**Work to complete:** Where in the data below does the word "access" appear? Copy every line that has it.

**Excerpts from a dataset:**
= = = = =

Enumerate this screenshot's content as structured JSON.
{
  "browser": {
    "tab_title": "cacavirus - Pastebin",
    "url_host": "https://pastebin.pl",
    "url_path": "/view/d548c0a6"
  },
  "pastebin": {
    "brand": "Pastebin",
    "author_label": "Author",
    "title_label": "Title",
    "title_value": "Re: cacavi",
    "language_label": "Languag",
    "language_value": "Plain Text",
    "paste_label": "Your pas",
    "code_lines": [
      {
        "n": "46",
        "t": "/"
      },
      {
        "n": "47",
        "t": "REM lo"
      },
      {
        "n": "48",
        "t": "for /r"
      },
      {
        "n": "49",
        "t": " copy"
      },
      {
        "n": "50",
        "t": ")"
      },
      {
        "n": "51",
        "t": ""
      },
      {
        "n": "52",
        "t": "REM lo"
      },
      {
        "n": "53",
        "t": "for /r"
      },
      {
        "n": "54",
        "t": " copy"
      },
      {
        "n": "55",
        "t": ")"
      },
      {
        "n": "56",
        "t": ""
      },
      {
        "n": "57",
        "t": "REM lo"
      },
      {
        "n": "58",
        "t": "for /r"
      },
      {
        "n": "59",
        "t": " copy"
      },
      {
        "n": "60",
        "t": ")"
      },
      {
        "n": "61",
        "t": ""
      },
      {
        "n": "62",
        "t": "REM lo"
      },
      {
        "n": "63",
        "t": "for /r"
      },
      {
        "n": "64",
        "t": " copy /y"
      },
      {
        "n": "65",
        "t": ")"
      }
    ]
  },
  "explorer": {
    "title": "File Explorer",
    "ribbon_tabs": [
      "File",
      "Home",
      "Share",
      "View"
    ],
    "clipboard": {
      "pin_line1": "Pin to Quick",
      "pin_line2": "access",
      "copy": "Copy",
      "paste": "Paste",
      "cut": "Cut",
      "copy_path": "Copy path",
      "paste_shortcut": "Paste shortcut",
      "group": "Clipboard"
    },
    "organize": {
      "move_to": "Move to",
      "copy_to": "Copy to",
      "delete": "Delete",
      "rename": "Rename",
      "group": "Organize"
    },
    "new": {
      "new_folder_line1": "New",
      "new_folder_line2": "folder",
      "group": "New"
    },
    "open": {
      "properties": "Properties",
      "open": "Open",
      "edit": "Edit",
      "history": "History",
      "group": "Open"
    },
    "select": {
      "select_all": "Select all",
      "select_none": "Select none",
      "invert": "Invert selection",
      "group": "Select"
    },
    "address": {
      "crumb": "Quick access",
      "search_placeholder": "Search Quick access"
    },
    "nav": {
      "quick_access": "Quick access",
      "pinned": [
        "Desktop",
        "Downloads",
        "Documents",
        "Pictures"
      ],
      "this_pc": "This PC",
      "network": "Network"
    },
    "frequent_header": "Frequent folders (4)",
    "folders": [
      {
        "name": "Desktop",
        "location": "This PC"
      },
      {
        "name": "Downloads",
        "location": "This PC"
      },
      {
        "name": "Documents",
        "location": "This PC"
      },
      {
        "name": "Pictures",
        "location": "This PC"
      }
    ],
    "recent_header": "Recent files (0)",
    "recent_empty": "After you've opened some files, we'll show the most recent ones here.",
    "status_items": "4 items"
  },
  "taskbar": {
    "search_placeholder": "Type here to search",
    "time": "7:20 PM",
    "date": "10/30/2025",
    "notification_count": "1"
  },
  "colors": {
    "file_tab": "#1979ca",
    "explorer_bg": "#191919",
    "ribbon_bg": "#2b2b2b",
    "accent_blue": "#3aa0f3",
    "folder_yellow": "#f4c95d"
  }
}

= = = = =

**Response to this exercise:**
      "pin_line2": "access",
      "crumb": "Quick access",
      "search_placeholder": "Search Quick access"
      "quick_access": "Quick access",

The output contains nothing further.